**Information shown:**
▼▼▼

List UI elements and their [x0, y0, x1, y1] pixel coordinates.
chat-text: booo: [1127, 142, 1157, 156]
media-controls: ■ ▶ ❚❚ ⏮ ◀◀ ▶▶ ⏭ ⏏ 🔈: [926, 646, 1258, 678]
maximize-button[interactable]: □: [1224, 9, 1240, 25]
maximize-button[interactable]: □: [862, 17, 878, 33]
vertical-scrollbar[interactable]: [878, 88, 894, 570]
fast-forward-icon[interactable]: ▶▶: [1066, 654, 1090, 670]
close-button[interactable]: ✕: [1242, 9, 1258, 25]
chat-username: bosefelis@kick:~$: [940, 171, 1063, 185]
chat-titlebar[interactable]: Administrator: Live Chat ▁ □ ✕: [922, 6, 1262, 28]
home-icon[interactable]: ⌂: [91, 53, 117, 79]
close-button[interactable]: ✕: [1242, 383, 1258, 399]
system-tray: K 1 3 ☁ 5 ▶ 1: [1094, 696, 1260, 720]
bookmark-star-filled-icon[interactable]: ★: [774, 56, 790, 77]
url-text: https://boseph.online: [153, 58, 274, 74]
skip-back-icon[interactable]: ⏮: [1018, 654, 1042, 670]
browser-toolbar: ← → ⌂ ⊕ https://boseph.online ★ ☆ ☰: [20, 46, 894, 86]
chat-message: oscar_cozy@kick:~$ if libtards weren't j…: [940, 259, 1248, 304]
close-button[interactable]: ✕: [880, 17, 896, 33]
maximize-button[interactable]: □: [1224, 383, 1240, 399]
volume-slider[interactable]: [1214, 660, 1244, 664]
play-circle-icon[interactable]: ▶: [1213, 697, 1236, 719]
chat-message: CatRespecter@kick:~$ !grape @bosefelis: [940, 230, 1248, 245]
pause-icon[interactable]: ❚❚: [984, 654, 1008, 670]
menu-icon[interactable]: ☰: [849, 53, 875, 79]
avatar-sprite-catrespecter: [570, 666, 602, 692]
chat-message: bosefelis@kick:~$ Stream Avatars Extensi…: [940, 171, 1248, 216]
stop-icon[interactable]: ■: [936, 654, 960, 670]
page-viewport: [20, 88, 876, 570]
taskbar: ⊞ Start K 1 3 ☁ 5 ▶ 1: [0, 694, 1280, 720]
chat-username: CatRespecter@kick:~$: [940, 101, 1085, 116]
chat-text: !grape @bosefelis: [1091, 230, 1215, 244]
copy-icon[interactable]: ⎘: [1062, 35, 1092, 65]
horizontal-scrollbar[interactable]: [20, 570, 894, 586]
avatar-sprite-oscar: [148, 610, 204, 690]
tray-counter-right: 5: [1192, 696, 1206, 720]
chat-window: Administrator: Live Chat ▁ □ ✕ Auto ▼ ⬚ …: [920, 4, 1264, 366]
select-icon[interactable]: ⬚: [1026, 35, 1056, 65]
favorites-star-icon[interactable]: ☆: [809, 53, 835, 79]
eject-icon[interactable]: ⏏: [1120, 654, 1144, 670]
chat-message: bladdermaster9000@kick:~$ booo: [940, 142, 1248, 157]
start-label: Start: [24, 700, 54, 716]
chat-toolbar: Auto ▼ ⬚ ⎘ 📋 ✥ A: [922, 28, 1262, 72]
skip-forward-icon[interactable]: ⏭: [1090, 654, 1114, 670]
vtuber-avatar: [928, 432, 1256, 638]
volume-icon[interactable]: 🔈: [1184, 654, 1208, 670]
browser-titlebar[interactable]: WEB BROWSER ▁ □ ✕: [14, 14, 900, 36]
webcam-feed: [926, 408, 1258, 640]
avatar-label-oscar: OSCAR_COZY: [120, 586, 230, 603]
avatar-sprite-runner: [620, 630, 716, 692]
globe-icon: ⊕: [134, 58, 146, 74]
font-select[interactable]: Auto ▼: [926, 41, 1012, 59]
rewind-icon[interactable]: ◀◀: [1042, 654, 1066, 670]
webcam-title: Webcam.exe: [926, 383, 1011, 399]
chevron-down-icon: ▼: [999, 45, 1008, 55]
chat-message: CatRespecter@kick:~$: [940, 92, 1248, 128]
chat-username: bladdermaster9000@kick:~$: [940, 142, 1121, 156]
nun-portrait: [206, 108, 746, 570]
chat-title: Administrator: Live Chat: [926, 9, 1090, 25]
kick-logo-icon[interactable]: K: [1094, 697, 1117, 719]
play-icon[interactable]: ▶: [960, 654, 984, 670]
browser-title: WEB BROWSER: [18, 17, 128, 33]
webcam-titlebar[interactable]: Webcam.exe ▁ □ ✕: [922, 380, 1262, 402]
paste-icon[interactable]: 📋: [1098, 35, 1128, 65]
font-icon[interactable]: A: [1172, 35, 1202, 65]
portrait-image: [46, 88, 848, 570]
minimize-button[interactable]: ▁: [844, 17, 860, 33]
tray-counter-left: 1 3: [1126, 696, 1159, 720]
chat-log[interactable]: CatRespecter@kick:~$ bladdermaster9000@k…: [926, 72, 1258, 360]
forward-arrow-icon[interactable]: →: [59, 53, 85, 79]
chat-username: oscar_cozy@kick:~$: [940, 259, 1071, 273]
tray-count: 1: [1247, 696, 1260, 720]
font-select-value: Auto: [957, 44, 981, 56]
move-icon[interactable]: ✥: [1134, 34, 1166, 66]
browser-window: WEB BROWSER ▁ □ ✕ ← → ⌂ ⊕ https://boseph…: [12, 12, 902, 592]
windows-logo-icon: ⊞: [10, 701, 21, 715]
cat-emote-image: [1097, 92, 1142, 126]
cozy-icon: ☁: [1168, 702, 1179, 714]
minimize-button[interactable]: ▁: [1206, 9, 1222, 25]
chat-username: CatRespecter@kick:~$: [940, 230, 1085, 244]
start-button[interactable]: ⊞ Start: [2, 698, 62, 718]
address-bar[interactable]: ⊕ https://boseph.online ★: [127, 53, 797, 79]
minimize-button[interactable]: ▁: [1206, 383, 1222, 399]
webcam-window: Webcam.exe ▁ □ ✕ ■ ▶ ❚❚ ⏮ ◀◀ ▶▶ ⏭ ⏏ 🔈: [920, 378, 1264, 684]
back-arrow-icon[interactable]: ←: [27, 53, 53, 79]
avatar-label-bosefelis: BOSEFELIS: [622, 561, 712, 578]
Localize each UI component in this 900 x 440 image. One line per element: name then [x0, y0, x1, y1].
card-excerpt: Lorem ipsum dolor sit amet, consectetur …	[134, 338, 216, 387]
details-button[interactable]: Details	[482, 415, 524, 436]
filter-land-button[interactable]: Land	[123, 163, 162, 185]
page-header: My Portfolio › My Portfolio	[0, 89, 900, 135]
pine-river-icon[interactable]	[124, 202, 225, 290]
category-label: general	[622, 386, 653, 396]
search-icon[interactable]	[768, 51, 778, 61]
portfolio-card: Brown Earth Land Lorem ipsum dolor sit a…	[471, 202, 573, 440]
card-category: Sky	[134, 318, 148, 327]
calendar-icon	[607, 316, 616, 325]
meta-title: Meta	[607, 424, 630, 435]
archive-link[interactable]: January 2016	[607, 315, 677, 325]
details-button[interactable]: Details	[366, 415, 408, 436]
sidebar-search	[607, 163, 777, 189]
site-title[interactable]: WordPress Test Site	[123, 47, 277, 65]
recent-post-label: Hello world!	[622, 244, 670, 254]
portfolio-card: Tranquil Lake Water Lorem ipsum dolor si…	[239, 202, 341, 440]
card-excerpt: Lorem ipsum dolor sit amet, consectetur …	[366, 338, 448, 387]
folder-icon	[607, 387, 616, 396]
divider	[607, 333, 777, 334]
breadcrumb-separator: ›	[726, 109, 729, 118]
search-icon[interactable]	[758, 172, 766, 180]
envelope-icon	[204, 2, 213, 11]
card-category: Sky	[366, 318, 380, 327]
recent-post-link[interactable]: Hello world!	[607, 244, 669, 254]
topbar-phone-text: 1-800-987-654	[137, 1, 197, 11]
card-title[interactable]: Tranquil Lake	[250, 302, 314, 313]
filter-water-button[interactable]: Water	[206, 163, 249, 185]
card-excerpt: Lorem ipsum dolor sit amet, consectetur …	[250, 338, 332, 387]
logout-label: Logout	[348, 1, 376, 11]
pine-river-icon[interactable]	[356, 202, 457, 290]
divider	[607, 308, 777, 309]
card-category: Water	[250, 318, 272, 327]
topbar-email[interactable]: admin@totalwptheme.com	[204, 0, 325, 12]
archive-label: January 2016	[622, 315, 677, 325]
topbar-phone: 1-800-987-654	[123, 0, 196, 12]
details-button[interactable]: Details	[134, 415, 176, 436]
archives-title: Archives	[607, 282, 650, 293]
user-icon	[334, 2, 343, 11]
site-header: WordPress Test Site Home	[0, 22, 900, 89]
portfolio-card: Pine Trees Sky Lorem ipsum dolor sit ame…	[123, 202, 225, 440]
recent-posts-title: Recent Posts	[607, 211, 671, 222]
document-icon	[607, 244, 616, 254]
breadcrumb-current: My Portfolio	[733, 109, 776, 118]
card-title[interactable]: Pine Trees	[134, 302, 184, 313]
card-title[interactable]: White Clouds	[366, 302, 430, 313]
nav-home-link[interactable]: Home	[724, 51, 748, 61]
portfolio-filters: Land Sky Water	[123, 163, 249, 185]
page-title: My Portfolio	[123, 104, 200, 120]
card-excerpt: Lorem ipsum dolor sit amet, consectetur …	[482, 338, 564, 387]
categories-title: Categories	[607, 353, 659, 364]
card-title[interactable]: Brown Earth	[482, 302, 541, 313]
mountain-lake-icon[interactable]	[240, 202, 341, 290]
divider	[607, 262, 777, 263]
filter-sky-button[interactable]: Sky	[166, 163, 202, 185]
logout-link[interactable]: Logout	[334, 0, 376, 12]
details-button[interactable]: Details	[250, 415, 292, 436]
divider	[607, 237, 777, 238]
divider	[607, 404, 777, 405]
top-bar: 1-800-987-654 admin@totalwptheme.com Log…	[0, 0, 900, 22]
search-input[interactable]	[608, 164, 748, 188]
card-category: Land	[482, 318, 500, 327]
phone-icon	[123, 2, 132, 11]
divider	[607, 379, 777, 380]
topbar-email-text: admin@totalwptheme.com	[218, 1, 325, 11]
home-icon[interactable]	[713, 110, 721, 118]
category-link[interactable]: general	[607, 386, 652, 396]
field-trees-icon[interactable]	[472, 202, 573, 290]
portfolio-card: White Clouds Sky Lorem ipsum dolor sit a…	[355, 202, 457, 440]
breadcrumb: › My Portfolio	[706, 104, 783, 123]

▲▲▲

**To be done:** Starting at the top of the data and going on through the line with "url-text: https://boseph.online: [153, 58, 274, 74]", express each line as a row of a Markdown table with the columns Row and Line, leaving out any blank lines.

**Answer for the task:**
| Row | Line |
|---|---|
| 1 | List UI elements and their [x0, y0, x1, y1] pixel coordinates. |
| 2 | chat-text: booo: [1127, 142, 1157, 156] |
| 3 | media-controls: ■ ▶ ❚❚ ⏮ ◀◀ ▶▶ ⏭ ⏏ 🔈: [926, 646, 1258, 678] |
| 4 | maximize-button[interactable]: □: [1224, 9, 1240, 25] |
| 5 | maximize-button[interactable]: □: [862, 17, 878, 33] |
| 6 | vertical-scrollbar[interactable]: [878, 88, 894, 570] |
| 7 | fast-forward-icon[interactable]: ▶▶: [1066, 654, 1090, 670] |
| 8 | close-button[interactable]: ✕: [1242, 9, 1258, 25] |
| 9 | chat-username: bosefelis@kick:~$: [940, 171, 1063, 185] |
| 10 | chat-titlebar[interactable]: Administrator: Live Chat ▁ □ ✕: [922, 6, 1262, 28] |
| 11 | home-icon[interactable]: ⌂: [91, 53, 117, 79] |
| 12 | close-button[interactable]: ✕: [1242, 383, 1258, 399] |
| 13 | system-tray: K 1 3 ☁ 5 ▶ 1: [1094, 696, 1260, 720] |
| 14 | bookmark-star-filled-icon[interactable]: ★: [774, 56, 790, 77] |
| 15 | url-text: https://boseph.online: [153, 58, 274, 74] |